**Required task:** Take the entries below and reproduce them word for word.

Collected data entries
_____
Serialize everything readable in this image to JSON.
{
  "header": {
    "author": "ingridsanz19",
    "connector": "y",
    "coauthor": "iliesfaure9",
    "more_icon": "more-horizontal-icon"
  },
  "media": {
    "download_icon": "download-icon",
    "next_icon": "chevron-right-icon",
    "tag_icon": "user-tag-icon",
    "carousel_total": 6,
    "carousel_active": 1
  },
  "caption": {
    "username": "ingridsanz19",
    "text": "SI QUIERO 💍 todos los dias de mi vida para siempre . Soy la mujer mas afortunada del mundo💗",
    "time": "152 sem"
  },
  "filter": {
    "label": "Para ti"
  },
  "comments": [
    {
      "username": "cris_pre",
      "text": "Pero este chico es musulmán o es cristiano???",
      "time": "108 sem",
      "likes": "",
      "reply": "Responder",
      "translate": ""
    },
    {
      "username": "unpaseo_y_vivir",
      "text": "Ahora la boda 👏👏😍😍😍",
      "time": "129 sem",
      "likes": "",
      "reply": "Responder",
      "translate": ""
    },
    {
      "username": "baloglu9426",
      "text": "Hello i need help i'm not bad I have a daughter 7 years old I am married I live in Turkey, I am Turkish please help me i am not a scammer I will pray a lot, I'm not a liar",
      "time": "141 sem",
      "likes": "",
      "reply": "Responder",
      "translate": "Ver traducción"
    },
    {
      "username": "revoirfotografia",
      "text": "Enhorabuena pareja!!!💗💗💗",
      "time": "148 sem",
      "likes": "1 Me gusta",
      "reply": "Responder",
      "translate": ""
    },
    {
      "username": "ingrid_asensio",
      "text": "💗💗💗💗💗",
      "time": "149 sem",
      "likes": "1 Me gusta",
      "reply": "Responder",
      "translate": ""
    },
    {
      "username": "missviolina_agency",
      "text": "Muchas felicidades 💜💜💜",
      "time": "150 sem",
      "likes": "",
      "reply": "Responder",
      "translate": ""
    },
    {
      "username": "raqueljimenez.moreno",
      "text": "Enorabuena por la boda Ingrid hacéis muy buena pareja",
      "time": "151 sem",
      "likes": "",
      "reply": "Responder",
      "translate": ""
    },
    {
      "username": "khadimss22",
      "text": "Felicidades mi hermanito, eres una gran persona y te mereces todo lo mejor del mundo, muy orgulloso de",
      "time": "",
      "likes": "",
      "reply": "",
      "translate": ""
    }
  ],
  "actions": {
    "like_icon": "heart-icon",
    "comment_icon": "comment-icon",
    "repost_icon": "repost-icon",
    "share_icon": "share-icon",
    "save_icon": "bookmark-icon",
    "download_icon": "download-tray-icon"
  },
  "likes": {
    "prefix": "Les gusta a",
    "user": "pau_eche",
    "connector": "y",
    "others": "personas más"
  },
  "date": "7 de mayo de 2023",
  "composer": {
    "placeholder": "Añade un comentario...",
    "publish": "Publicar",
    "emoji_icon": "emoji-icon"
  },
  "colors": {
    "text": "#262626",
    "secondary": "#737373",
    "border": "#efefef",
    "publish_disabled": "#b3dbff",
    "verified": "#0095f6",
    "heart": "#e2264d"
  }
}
_____
**Complete response:**
Serialize everything readable in this image to JSON.
{
  "header": {
    "author": "ingridsanz19",
    "connector": "y",
    "coauthor": "iliesfaure9",
    "more_icon": "more-horizontal-icon"
  },
  "media": {
    "download_icon": "download-icon",
    "next_icon": "chevron-right-icon",
    "tag_icon": "user-tag-icon",
    "carousel_total": 6,
    "carousel_active": 1
  },
  "caption": {
    "username": "ingridsanz19",
    "text": "SI QUIERO 💍 todos los dias de mi vida para siempre . Soy la mujer mas afortunada del mundo💗",
    "time": "152 sem"
  },
  "filter": {
    "label": "Para ti"
  },
  "comments": [
    {
      "username": "cris_pre",
      "text": "Pero este chico es musulmán o es cristiano???",
      "time": "108 sem",
      "likes": "",
      "reply": "Responder",
      "translate": ""
    },
    {
      "username": "unpaseo_y_vivir",
      "text": "Ahora la boda 👏👏😍😍😍",
      "time": "129 sem",
      "likes": "",
      "reply": "Responder",
      "translate": ""
    },
    {
      "username": "baloglu9426",
      "text": "Hello i need help i'm not bad I have a daughter 7 years old I am married I live in Turkey, I am Turkish please help me i am not a scammer I will pray a lot, I'm not a liar",
      "time": "141 sem",
      "likes": "",
      "reply": "Responder",
      "translate": "Ver traducción"
    },
    {
      "username": "revoirfotografia",
      "text": "Enhorabuena pareja!!!💗💗💗",
      "time": "148 sem",
      "likes": "1 Me gusta",
      "reply": "Responder",
      "translate": ""
    },
    {
      "username": "ingrid_asensio",
      "text": "💗💗💗💗💗",
      "time": "149 sem",
      "likes": "1 Me gusta",
      "reply": "Responder",
      "translate": ""
    },
    {
      "username": "missviolina_agency",
      "text": "Muchas felicidades 💜💜💜",
      "time": "150 sem",
      "likes": "",
      "reply": "Responder",
      "translate": ""
    },
    {
      "username": "raqueljimenez.moreno",
      "text": "Enorabuena por la boda Ingrid hacéis muy buena pareja",
      "time": "151 sem",
      "likes": "",
      "reply": "Responder",
      "translate": ""
    },
    {
      "username": "khadimss22",
      "text": "Felicidades mi hermanito, eres una gran persona y te mereces todo lo mejor del mundo, muy orgulloso de",
      "time": "",
      "likes": "",
      "reply": "",
      "translate": ""
    }
  ],
  "actions": {
    "like_icon": "heart-icon",
    "comment_icon": "comment-icon",
    "repost_icon": "repost-icon",
    "share_icon": "share-icon",
    "save_icon": "bookmark-icon",
    "download_icon": "download-tray-icon"
  },
  "likes": {
    "prefix": "Les gusta a",
    "user": "pau_eche",
    "connector": "y",
    "others": "personas más"
  },
  "date": "7 de mayo de 2023",
  "composer": {
    "placeholder": "Añade un comentario...",
    "publish": "Publicar",
    "emoji_icon": "emoji-icon"
  },
  "colors": {
    "text": "#262626",
    "secondary": "#737373",
    "border": "#efefef",
    "publish_disabled": "#b3dbff",
    "verified": "#0095f6",
    "heart": "#e2264d"
  }
}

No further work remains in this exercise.